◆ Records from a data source
----------------------------------------
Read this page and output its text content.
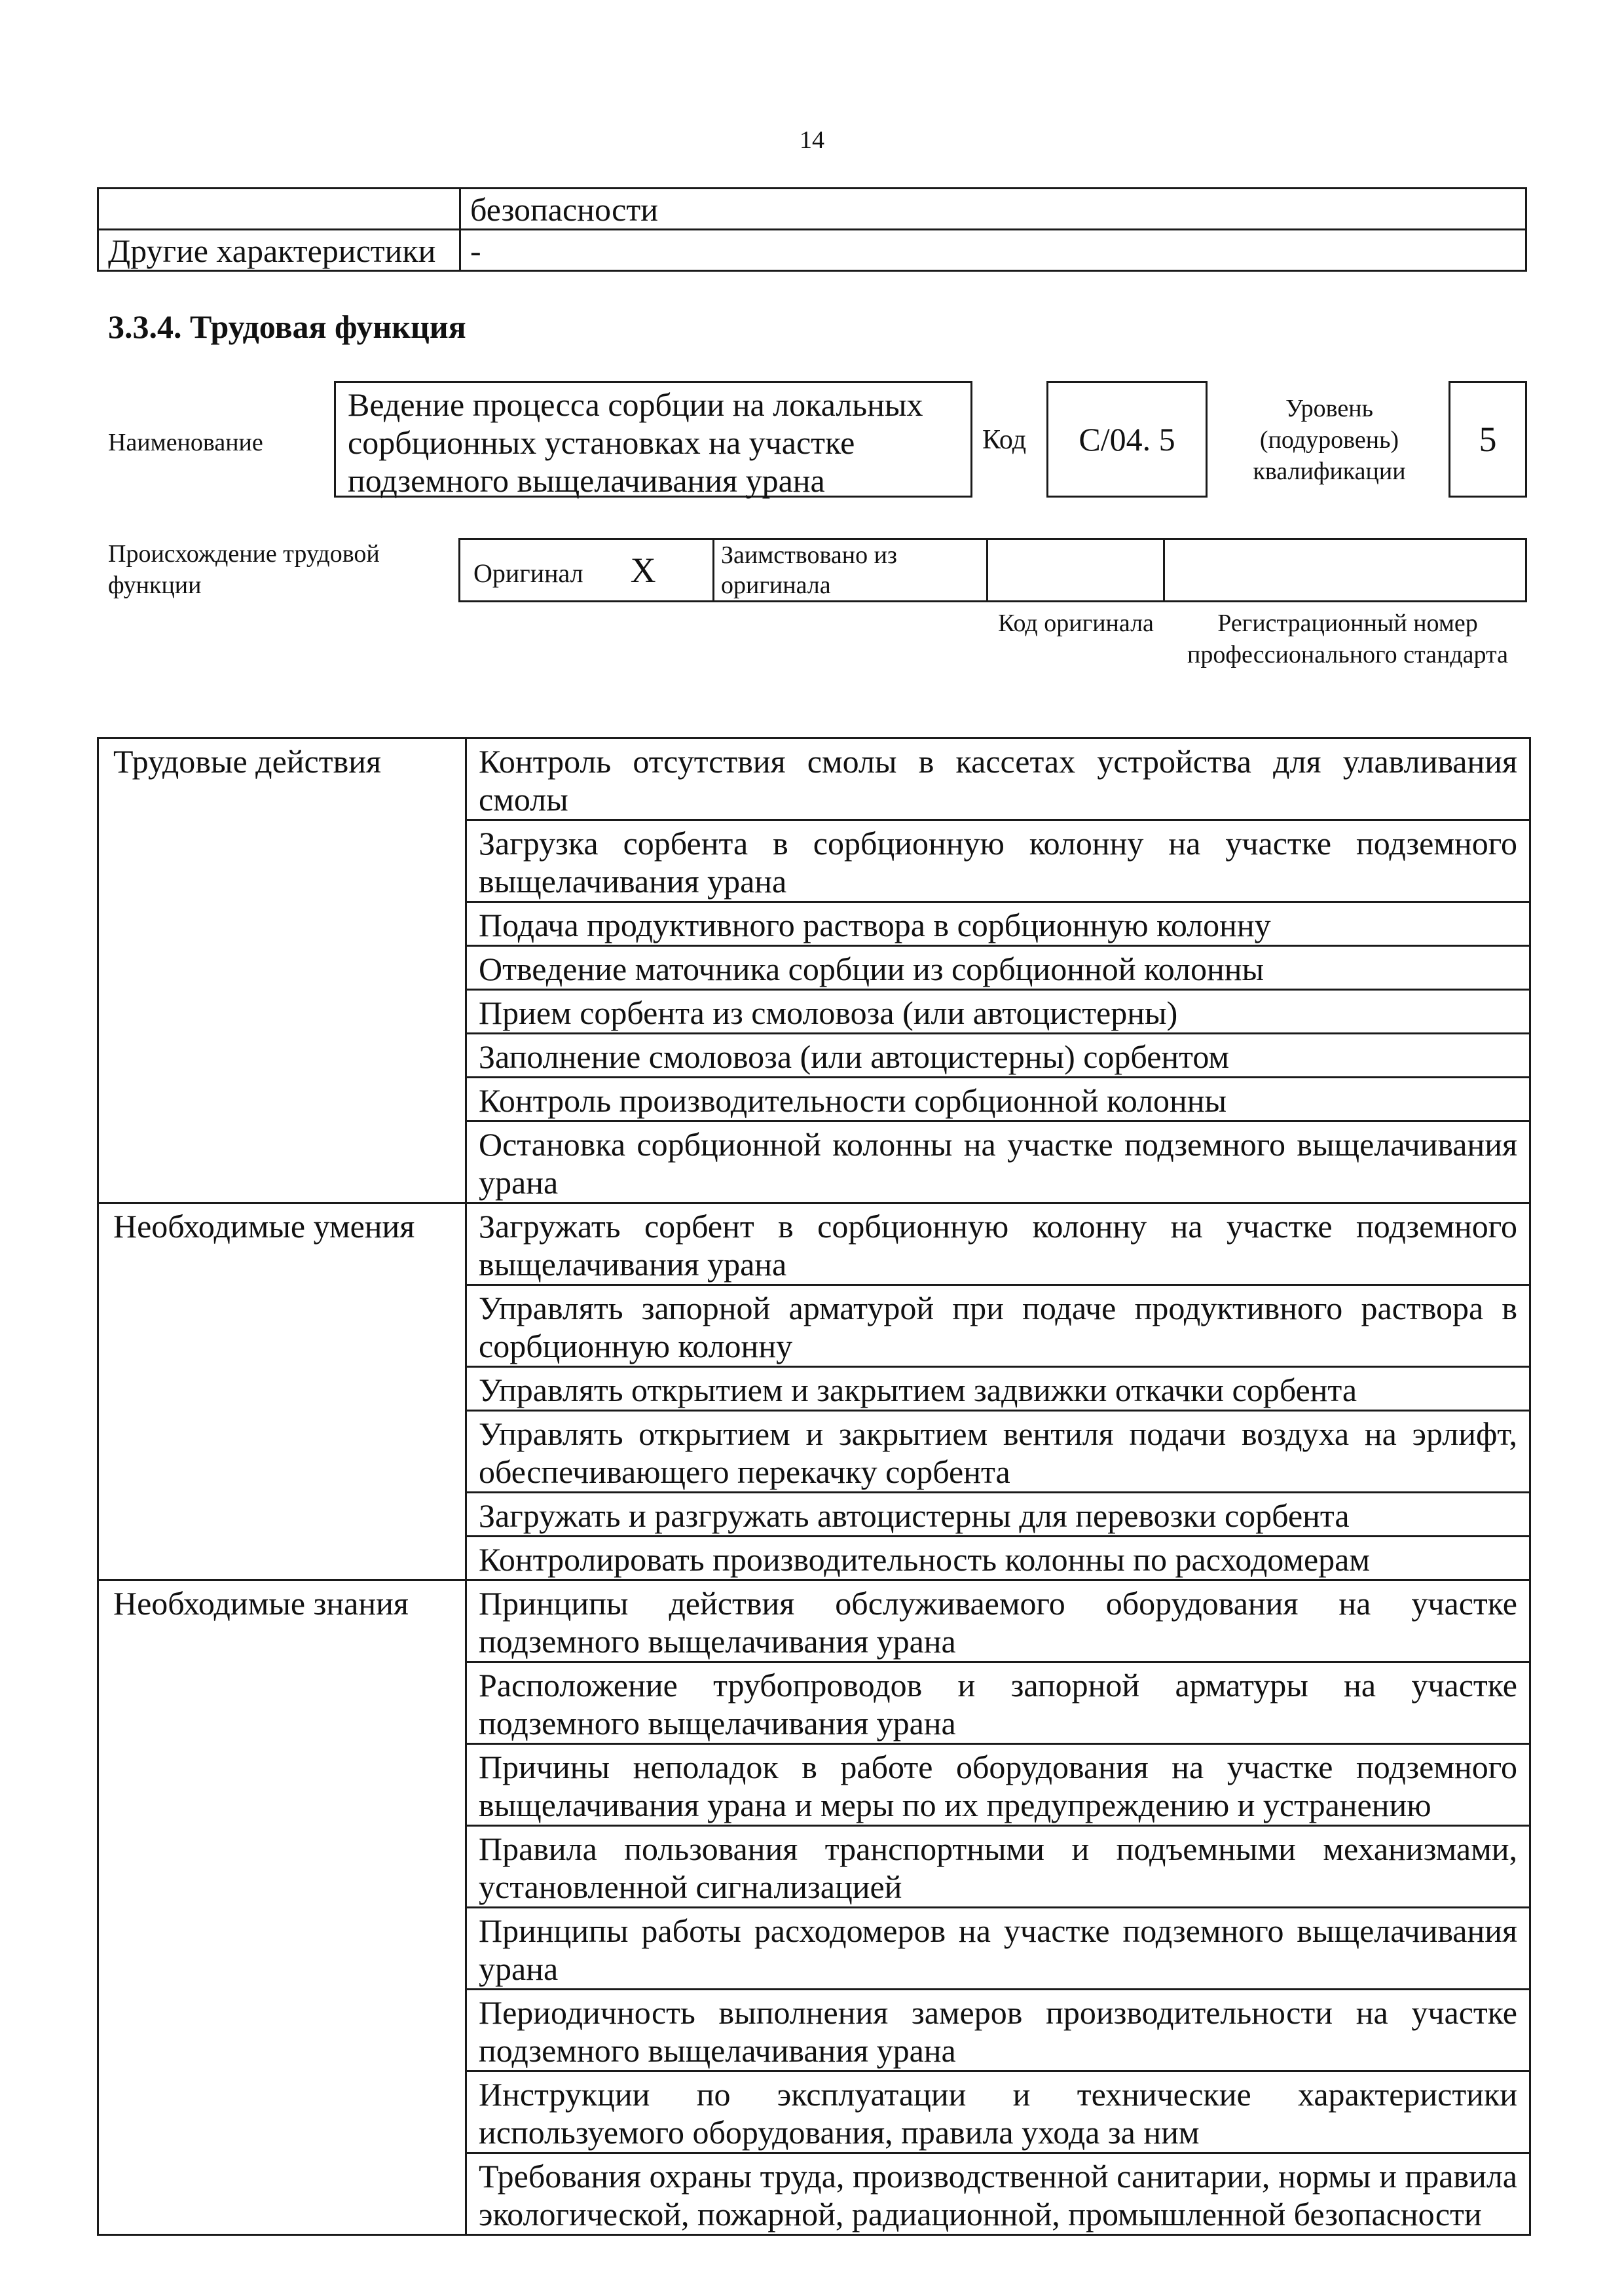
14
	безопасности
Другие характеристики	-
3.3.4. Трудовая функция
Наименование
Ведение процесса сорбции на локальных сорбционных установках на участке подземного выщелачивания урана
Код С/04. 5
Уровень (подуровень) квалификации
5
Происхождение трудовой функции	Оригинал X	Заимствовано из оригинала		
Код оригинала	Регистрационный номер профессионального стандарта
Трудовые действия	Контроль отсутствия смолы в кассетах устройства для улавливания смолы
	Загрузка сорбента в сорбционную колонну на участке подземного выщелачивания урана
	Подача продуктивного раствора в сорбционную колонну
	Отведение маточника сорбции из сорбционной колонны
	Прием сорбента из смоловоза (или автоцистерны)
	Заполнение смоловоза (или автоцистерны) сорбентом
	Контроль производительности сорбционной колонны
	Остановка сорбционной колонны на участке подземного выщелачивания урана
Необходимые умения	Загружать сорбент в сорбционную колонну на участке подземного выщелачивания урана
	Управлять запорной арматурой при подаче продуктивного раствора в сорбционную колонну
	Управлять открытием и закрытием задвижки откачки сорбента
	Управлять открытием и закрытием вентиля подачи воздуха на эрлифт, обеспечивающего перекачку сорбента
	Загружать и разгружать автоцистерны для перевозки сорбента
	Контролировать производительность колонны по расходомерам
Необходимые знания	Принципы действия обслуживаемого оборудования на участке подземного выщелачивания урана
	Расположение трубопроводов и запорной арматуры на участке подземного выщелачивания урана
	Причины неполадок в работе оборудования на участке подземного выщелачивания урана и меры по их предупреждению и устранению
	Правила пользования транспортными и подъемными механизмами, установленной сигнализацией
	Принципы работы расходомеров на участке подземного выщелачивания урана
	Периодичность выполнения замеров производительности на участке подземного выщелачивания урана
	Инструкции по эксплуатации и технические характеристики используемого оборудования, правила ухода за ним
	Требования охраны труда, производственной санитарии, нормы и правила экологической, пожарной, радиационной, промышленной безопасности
----------------------------------------
◆ WHAT TO DO
Identify and copy the lines holding the word "смоловоза".

◆ RESPONSE BELOW
	Прием сорбента из смоловоза (или автоцистерны)
	Заполнение смоловоза (или автоцистерны) сорбентом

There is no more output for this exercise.